Stored dataset items
* * * * * * *
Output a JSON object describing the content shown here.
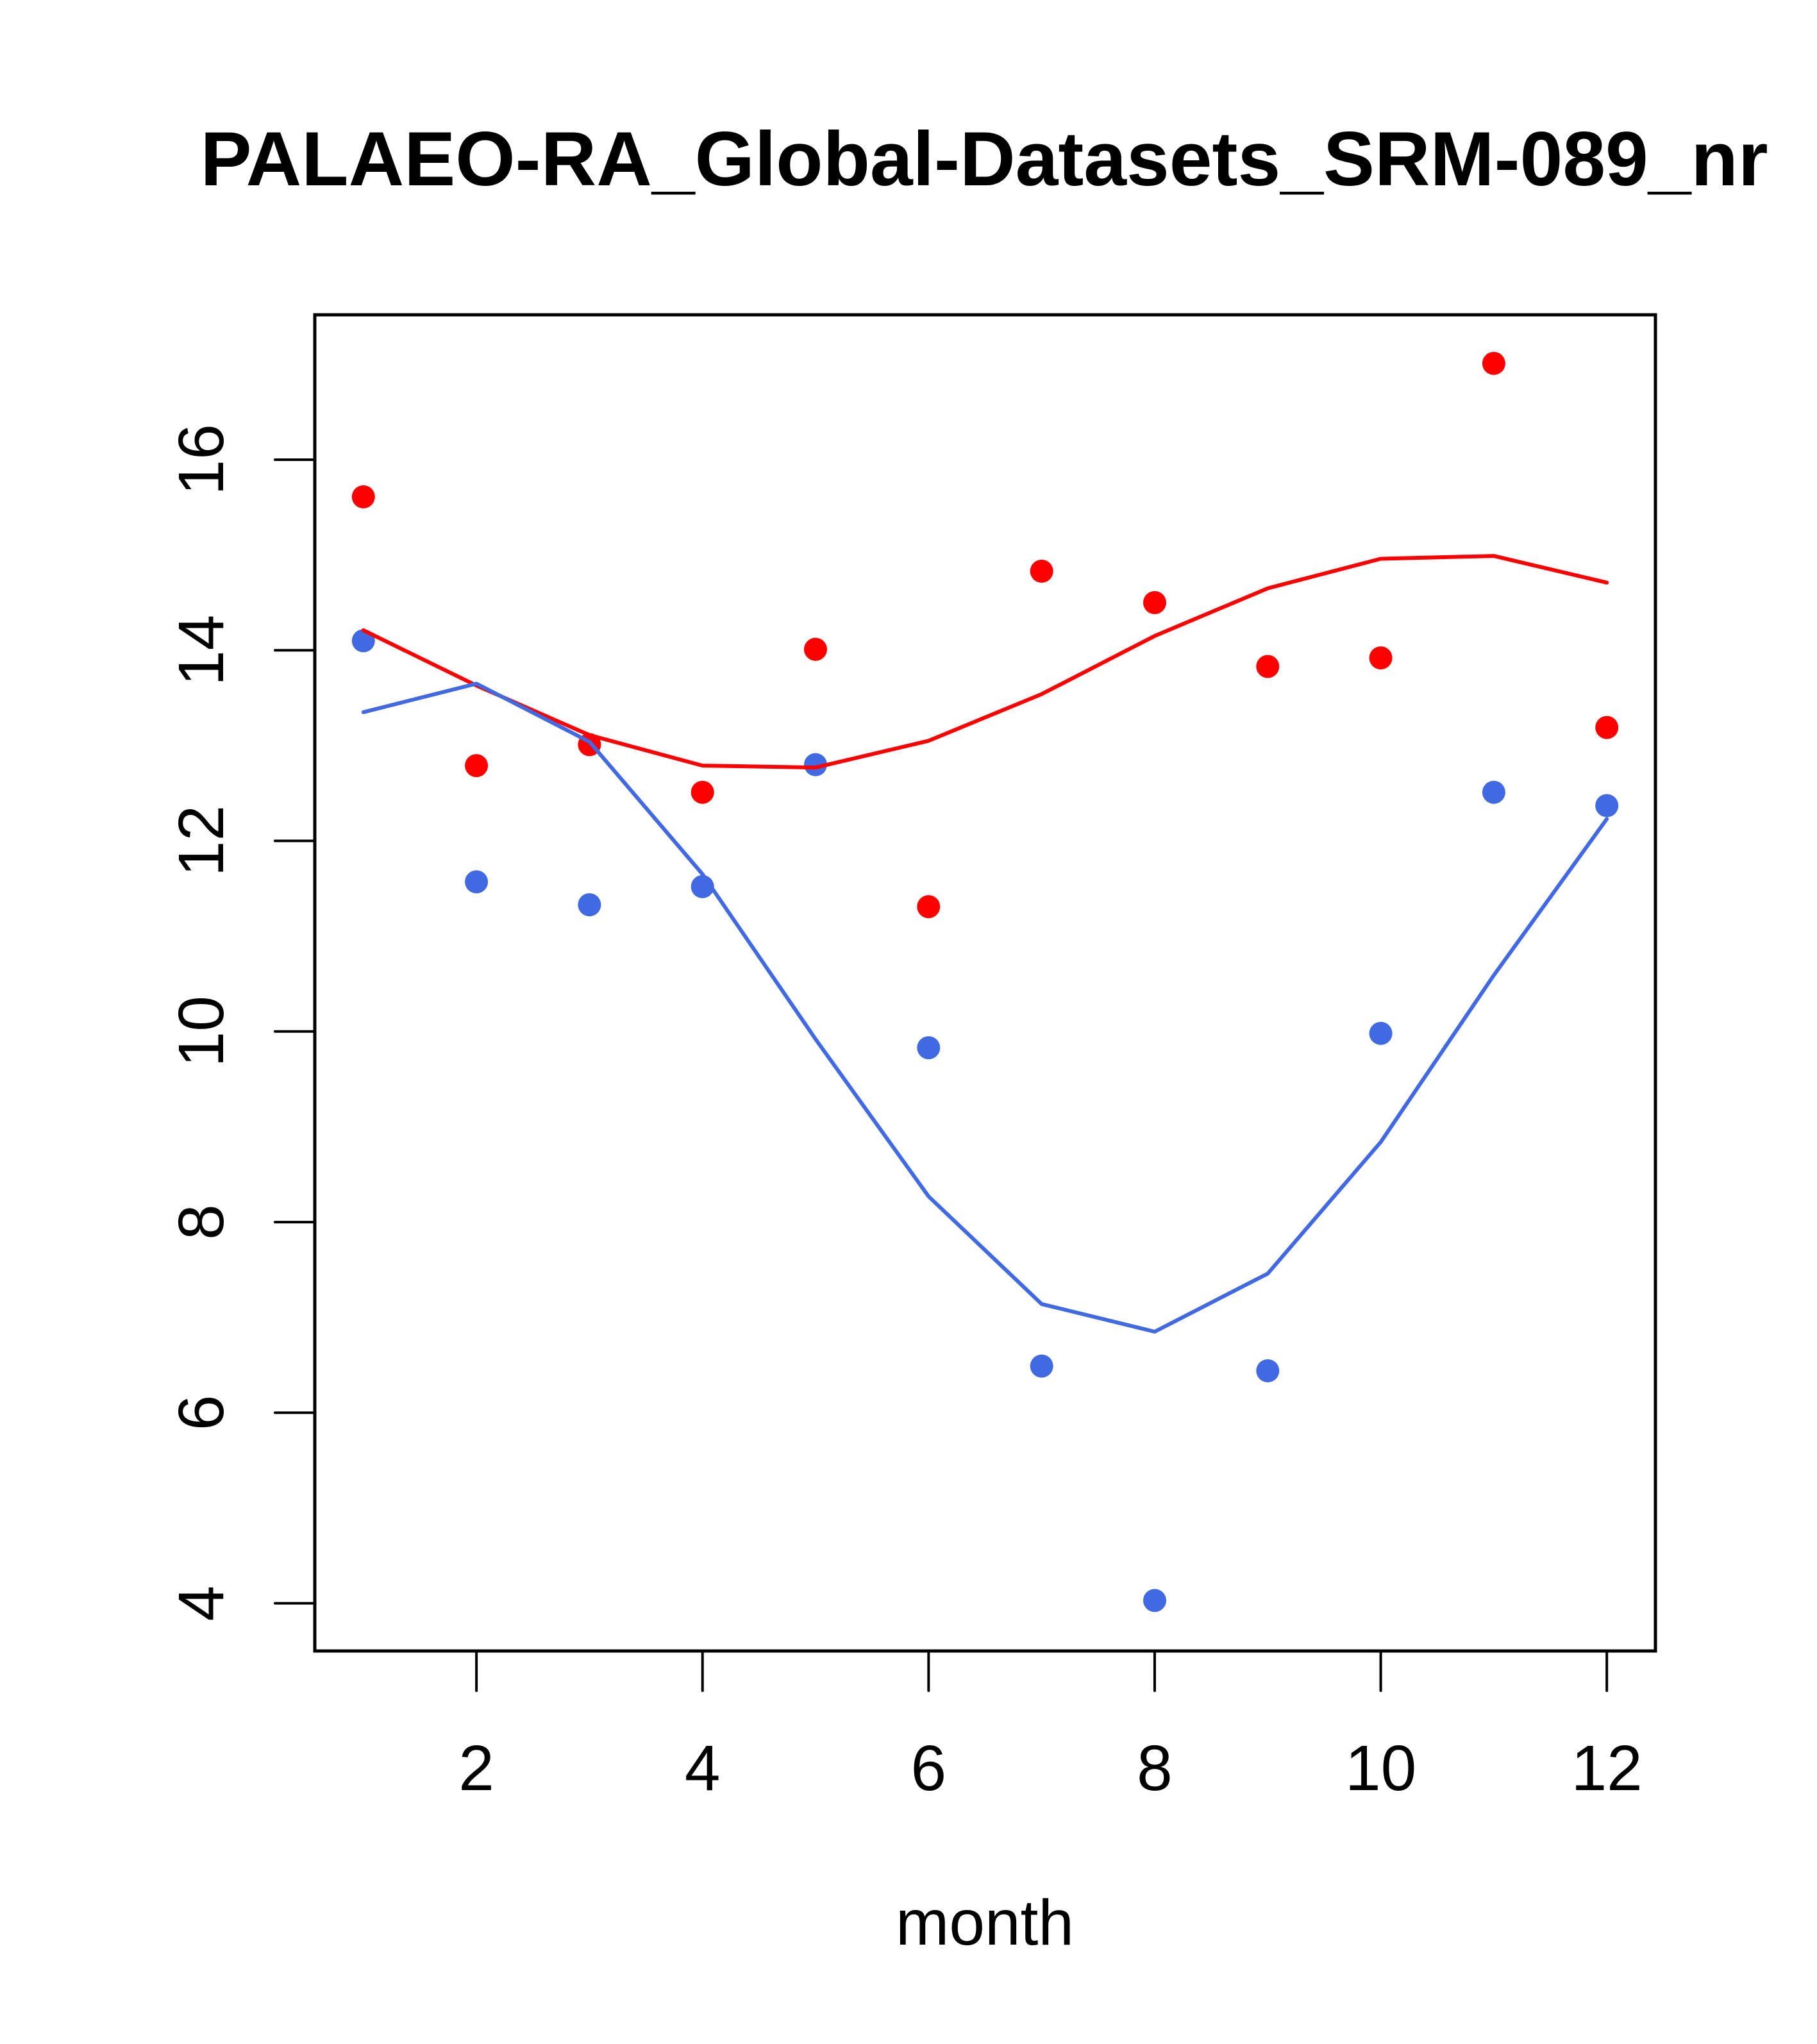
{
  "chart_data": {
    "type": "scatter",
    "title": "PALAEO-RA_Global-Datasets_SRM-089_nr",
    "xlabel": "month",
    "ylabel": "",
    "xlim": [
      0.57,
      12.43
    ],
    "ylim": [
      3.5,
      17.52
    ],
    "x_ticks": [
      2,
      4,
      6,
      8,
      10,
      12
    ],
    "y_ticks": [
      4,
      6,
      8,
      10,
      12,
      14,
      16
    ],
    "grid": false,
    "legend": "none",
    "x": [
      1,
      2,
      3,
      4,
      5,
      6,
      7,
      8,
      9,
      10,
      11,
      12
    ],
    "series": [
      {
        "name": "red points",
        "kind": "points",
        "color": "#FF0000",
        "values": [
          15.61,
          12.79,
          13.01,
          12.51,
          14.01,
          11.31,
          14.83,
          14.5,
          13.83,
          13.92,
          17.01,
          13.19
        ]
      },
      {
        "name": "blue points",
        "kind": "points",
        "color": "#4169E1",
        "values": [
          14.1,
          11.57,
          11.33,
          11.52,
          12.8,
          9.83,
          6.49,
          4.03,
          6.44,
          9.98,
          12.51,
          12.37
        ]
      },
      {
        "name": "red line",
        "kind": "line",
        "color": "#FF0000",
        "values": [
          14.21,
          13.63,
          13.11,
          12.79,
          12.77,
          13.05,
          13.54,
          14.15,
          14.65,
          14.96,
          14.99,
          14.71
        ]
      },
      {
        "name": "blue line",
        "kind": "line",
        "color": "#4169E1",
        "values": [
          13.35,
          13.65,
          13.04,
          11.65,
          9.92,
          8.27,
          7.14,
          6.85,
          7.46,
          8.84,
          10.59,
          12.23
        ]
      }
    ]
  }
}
* * * * * * *
Exercise:
Look through the material and say how many lines hold "name". Give the number only.

Result of the task:
4